■ **WHAT THE TASK REQUIRES**: State how many lines include "open", giving the number by itself.

■ **DATA TO USE**:
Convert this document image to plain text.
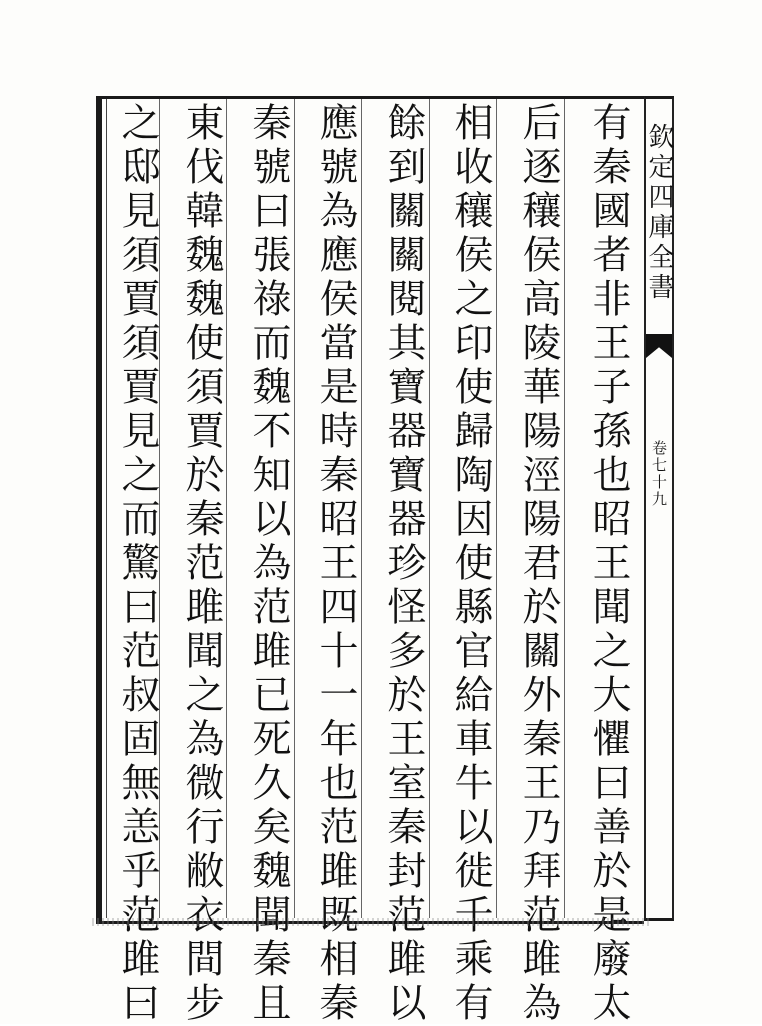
有秦國者非王子孫也昭王聞之大懼曰善於是廢太
后逐穰侯高陵華陽涇陽君於關外秦王乃拜范雎為
相收穰侯之印使歸陶因使縣官給車牛以徙千乘有
餘到關關閱其寶器寶器珍怪多於王室秦封范雎以
應號為應侯當是時秦昭王四十一年也范雎既相秦
秦號曰張祿而魏不知以為范雎已死久矣魏聞秦且
東伐韓魏魏使須賈於秦范雎聞之為微行敝衣間步
之邸見須賈須賈見之而驚曰范叔固無恙乎范雎曰	欽定四庫全書
卷七十九
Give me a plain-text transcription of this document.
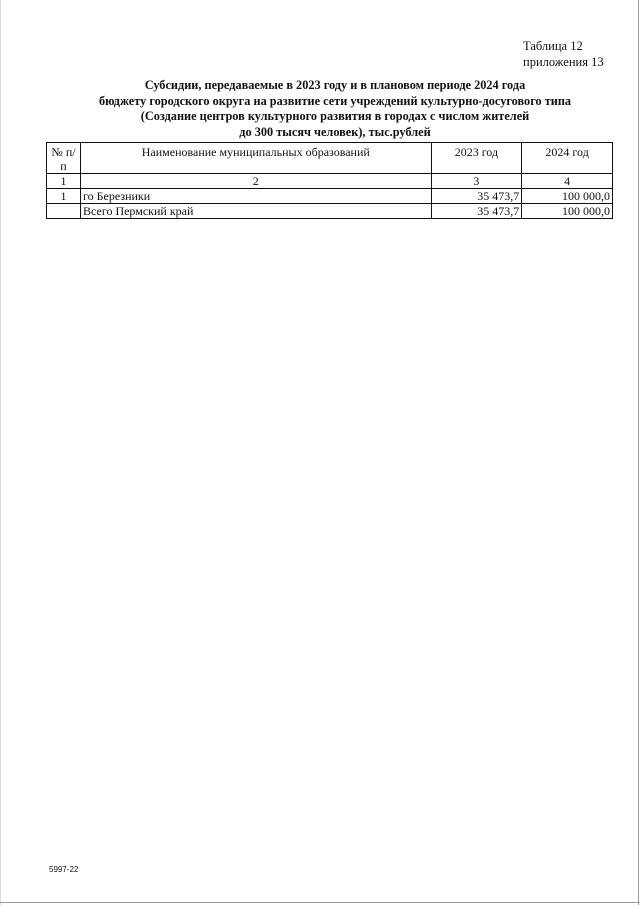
Таблица 12
приложения 13
Субсидии, передаваемые в 2023 году и в плановом периоде 2024 года
бюджету городского округа на развитие сети учреждений культурно-досугового типа
(Создание центров культурного развития в городах с числом жителей
до 300 тысяч человек), тыс.рублей
№ п/п	Наименование муниципальных образований	2023 год	2024 год
1	2	3	4
1	го Березники	35 473,7	100 000,0
	Всего Пермский край	35 473,7	100 000,0
5997-22
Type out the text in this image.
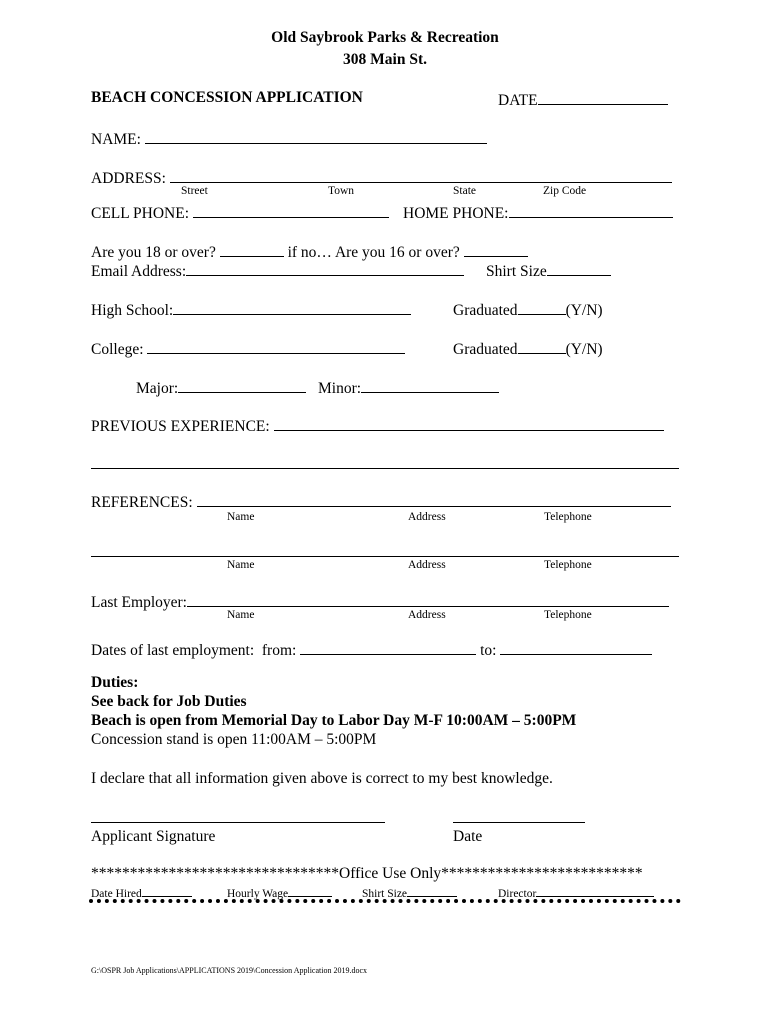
Old Saybrook Parks & Recreation
308 Main St.
BEACH CONCESSION APPLICATION	DATE
NAME:
ADDRESS:
Street	Town	State	Zip Code
CELL PHONE:	HOME PHONE:
Are you 18 or over?	if no… Are you 16 or over?
Email Address:	Shirt Size
High School:	Graduated	(Y/N)
College:	Graduated	(Y/N)
Major:	Minor:
PREVIOUS EXPERIENCE:
REFERENCES:
Name	Address	Telephone
Name	Address	Telephone
Last Employer:
Name	Address	Telephone
Dates of last employment:  from:	to:
Duties:
See back for Job Duties
Beach is open from Memorial Day to Labor Day M-F 10:00AM – 5:00PM
Concession stand is open 11:00AM – 5:00PM
I declare that all information given above is correct to my best knowledge.
Applicant Signature	Date
********************************Office Use Only**************************
Date Hired	Hourly Wage	Shirt Size	Director
G:\OSPR Job Applications\APPLICATIONS 2019\Concession Application 2019.docx
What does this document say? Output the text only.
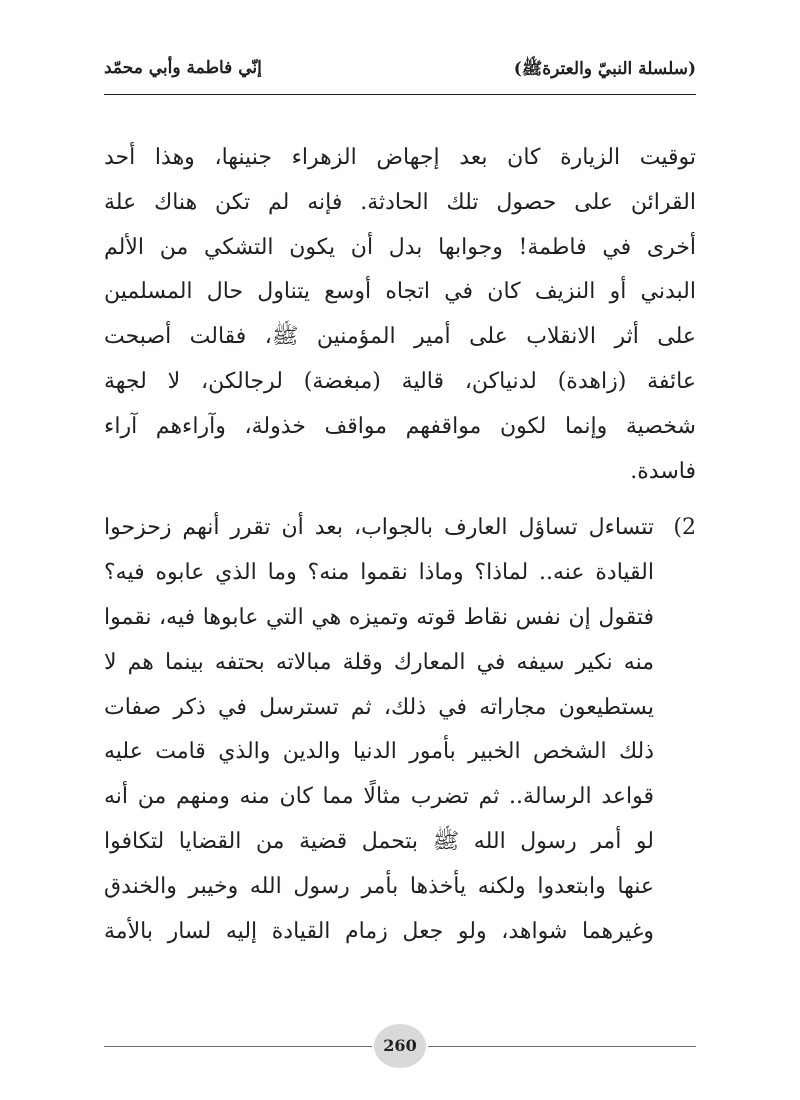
(سلسلة النبيّ والعترةﷺ)
إنّي فاطمة وأبي محمّد
توقيت الزيارة كان بعد إجهاض الزهراء جنينها، وهذا أحد
القرائن على حصول تلك الحادثة. فإنه لم تكن هناك علة
أخرى في فاطمة! وجوابها بدل أن يكون التشكي من الألم
البدني أو النزيف كان في اتجاه أوسع يتناول حال المسلمين
على أثر الانقلاب على أمير المؤمنين ﷺ، فقالت أصبحت
عائفة (زاهدة) لدنياكن، قالية (مبغضة) لرجالكن، لا لجهة
شخصية وإنما لكون مواقفهم مواقف خذولة، وآراءهم آراء
فاسدة.
2)
تتساءل تساؤل العارف بالجواب، بعد أن تقرر أنهم زحزحوا
القيادة عنه.. لماذا؟ وماذا نقموا منه؟ وما الذي عابوه فيه؟
فتقول إن نفس نقاط قوته وتميزه هي التي عابوها فيه، نقموا
منه نكير سيفه في المعارك وقلة مبالاته بحتفه بينما هم لا
يستطيعون مجاراته في ذلك، ثم تسترسل في ذكر صفات
ذلك الشخص الخبير بأمور الدنيا والدين والذي قامت عليه
قواعد الرسالة.. ثم تضرب مثالًا مما كان منه ومنهم من أنه
لو أمر رسول الله ﷺ بتحمل قضية من القضايا لتكافوا
عنها وابتعدوا ولكنه يأخذها بأمر رسول الله وخيبر والخندق
وغيرهما شواهد، ولو جعل زمام القيادة إليه لسار بالأمة
260
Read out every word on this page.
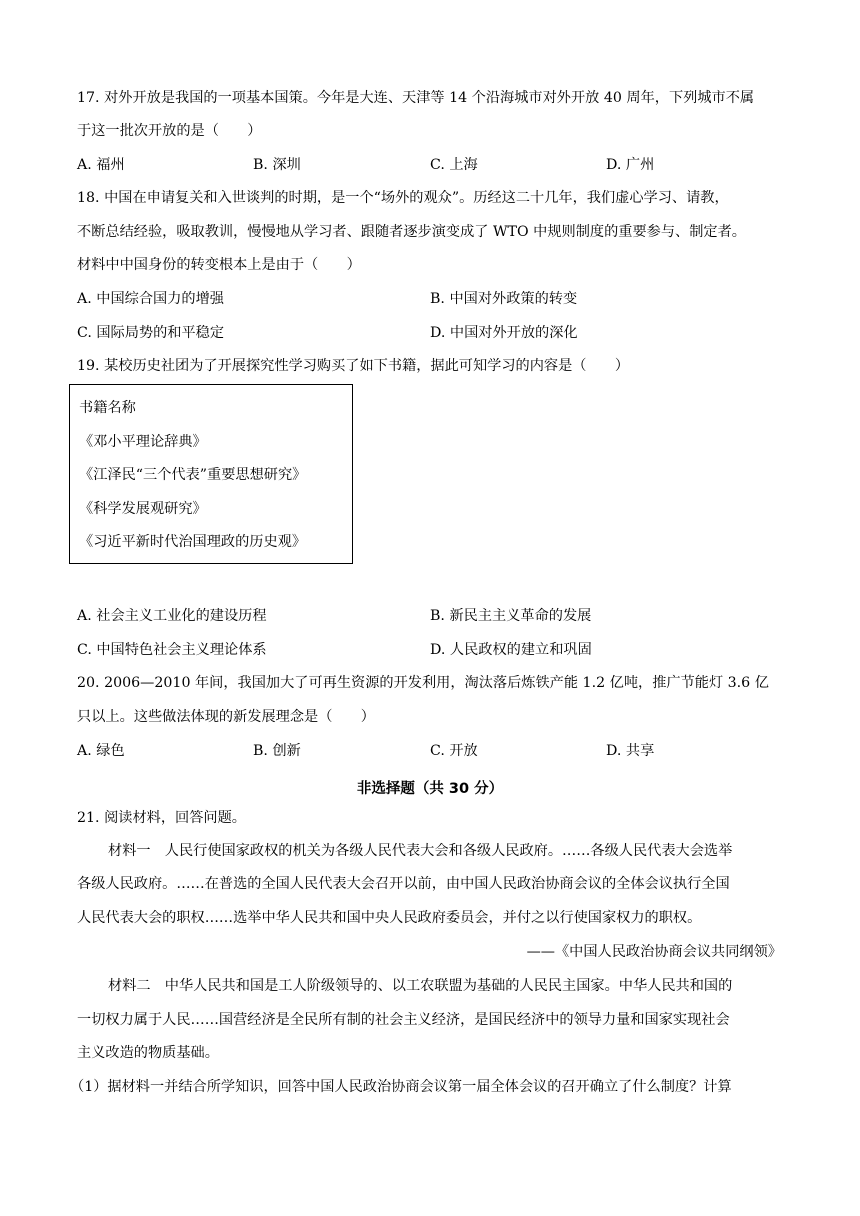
17. 对外开放是我国的一项基本国策。今年是大连、天津等 14 个沿海城市对外开放 40 周年，下列城市不属
于这一批次开放的是（　　）
A. 福州	B. 深圳	C. 上海	D. 广州
18. 中国在申请复关和入世谈判的时期，是一个“场外的观众”。历经这二十几年，我们虚心学习、请教，
不断总结经验，吸取教训，慢慢地从学习者、跟随者逐步演变成了 WTO 中规则制度的重要参与、制定者。
材料中中国身份的转变根本上是由于（　　）
A. 中国综合国力的增强	B. 中国对外政策的转变
C. 国际局势的和平稳定	D. 中国对外开放的深化
19. 某校历史社团为了开展探究性学习购买了如下书籍，据此可知学习的内容是（　　）
书籍名称
《邓小平理论辞典》
《江泽民“三个代表”重要思想研究》
《科学发展观研究》
《习近平新时代治国理政的历史观》
A. 社会主义工业化的建设历程	B. 新民主主义革命的发展
C. 中国特色社会主义理论体系	D. 人民政权的建立和巩固
20. 2006—2010 年间，我国加大了可再生资源的开发利用，淘汰落后炼铁产能 1.2 亿吨，推广节能灯 3.6 亿
只以上。这些做法体现的新发展理念是（　　）
A. 绿色	B. 创新	C. 开放	D. 共享
非选择题（共 30 分）
21. 阅读材料，回答问题。
材料一　人民行使国家政权的机关为各级人民代表大会和各级人民政府。……各级人民代表大会选举
各级人民政府。……在普选的全国人民代表大会召开以前，由中国人民政治协商会议的全体会议执行全国
人民代表大会的职权……选举中华人民共和国中央人民政府委员会，并付之以行使国家权力的职权。
——《中国人民政治协商会议共同纲领》
材料二　中华人民共和国是工人阶级领导的、以工农联盟为基础的人民民主国家。中华人民共和国的
一切权力属于人民……国营经济是全民所有制的社会主义经济，是国民经济中的领导力量和国家实现社会
主义改造的物质基础。
（1）据材料一并结合所学知识，回答中国人民政治协商会议第一届全体会议的召开确立了什么制度？计算
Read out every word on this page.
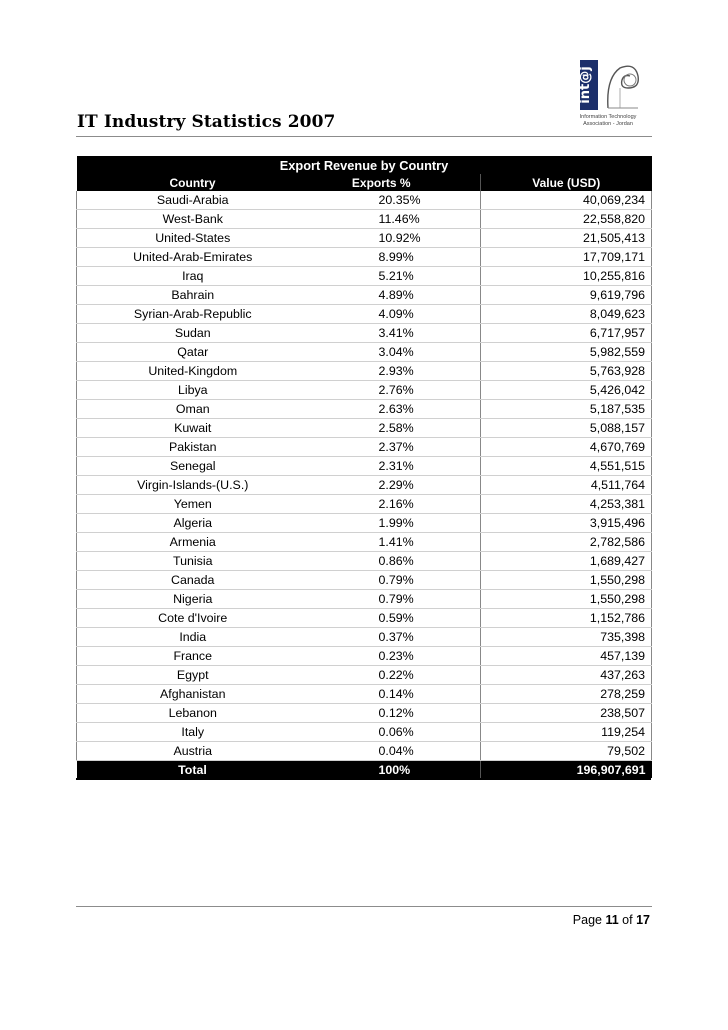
int@j
Information Technology
Association - Jordan
IT Industry Statistics 2007
Export Revenue by Country		
Country	Exports %	Value (USD)
Saudi-Arabia	20.35%	40,069,234
West-Bank	11.46%	22,558,820
United-States	10.92%	21,505,413
United-Arab-Emirates	8.99%	17,709,171
Iraq	5.21%	10,255,816
Bahrain	4.89%	9,619,796
Syrian-Arab-Republic	4.09%	8,049,623
Sudan	3.41%	6,717,957
Qatar	3.04%	5,982,559
United-Kingdom	2.93%	5,763,928
Libya	2.76%	5,426,042
Oman	2.63%	5,187,535
Kuwait	2.58%	5,088,157
Pakistan	2.37%	4,670,769
Senegal	2.31%	4,551,515
Virgin-Islands-(U.S.)	2.29%	4,511,764
Yemen	2.16%	4,253,381
Algeria	1.99%	3,915,496
Armenia	1.41%	2,782,586
Tunisia	0.86%	1,689,427
Canada	0.79%	1,550,298
Nigeria	0.79%	1,550,298
Cote d'Ivoire	0.59%	1,152,786
India	0.37%	735,398
France	0.23%	457,139
Egypt	0.22%	437,263
Afghanistan	0.14%	278,259
Lebanon	0.12%	238,507
Italy	0.06%	119,254
Austria	0.04%	79,502
Total	100%	196,907,691
Page 11 of 17
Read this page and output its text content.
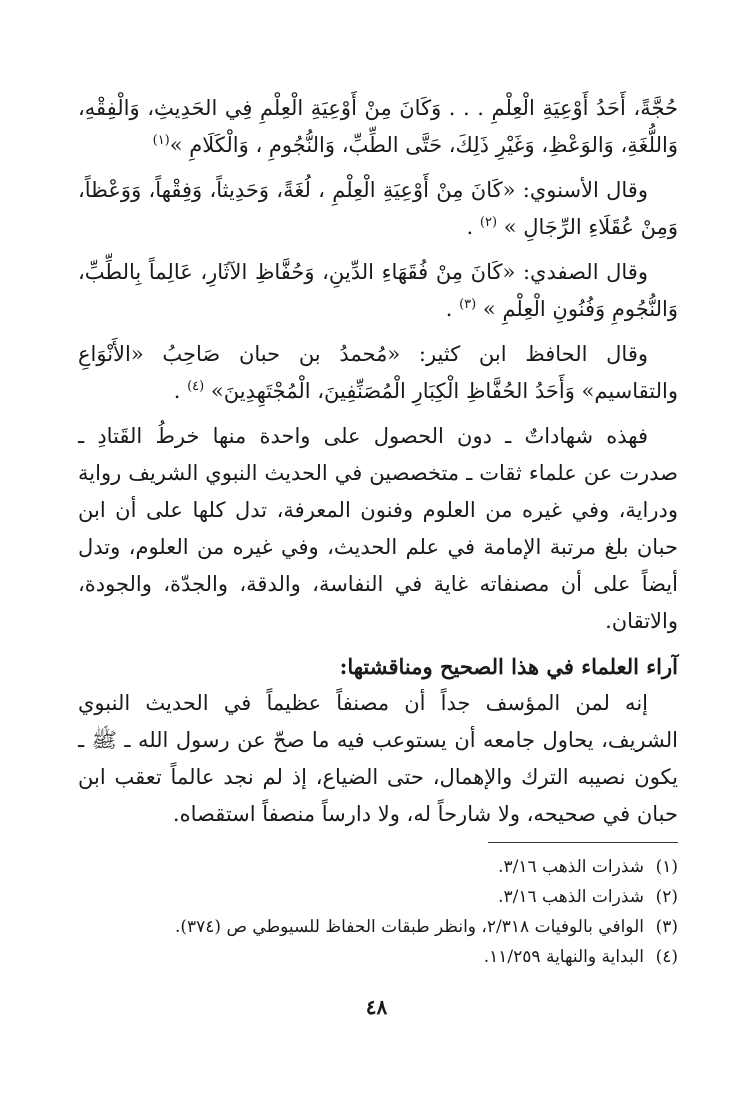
حُجَّةً، أَحَدُ أَوْعِيَةِ الْعِلْمِ . . . وَكَانَ مِنْ أَوْعِيَةِ الْعِلْمِ فِي الحَدِيثِ، وَالْفِقْهِ، وَاللُّغَةِ، وَالوَعْظِ، وَغَيْرِ ذَلِكَ، حَتَّى الطِّبِّ، وَالنُّجُومِ ، وَالْكَلَامِ »$^{(١)}$

وقال الأسنوي: «كَانَ مِنْ أَوْعِيَةِ الْعِلْمِ ، لُغَةً، وَحَدِيثاً، وَفِقْهاً، وَوَعْظاً، وَمِنْ عُقَلَاءِ الرِّجَالِ » $^{(٢)}$ .

وقال الصفدي: «كَانَ مِنْ فُقَهَاءِ الدِّينِ، وَحُفَّاظِ الآثَارِ، عَالِماً بِالطِّبِّ، وَالنُّجُومِ وَفُنُونِ الْعِلْمِ » $^{(٣)}$ .

وقال الحافظ ابن كثير: «مُحمدُ بن حبان صَاحِبُ «الأَنْوَاعِ والتقاسيم» وَأَحَدُ الحُفَّاظِ الْكِبَارِ الْمُصَنِّفِينَ، الْمُجْتَهِدِينَ» $^{(٤)}$ .

فهذه شهاداتٌ ـ دون الحصول على واحدة منها خرطُ القَتادِ ـ صدرت عن علماء ثقات ـ متخصصين في الحديث النبوي الشريف رواية ودراية، وفي غيره من العلوم وفنون المعرفة، تدل كلها على أن ابن حبان بلغ مرتبة الإمامة في علم الحديث، وفي غيره من العلوم، وتدل أيضاً على أن مصنفاته غاية في النفاسة، والدقة، والجدّة، والجودة، والاتقان.

آراء العلماء في هذا الصحيح ومناقشتها:

إنه لمن المؤسف جداً أن مصنفاً عظيماً في الحديث النبوي الشريف، يحاول جامعه أن يستوعب فيه ما صحّ عن رسول الله ـ ﷺ ـ يكون نصيبه الترك والإهمال، حتى الضياع، إذ لم نجد عالماً تعقب ابن حبان في صحيحه، ولا شارحاً له، ولا دارساً منصفاً استقصاه.

(١)شذرات الذهب ٣/١٦.
(٢)شذرات الذهب ٣/١٦.
(٣)الوافي بالوفيات ٢/٣١٨، وانظر طبقات الحفاظ للسيوطي ص (٣٧٤).
(٤)البداية والنهاية ١١/٢٥٩.
٤٨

■ **EXPECTED ANSWER**: 2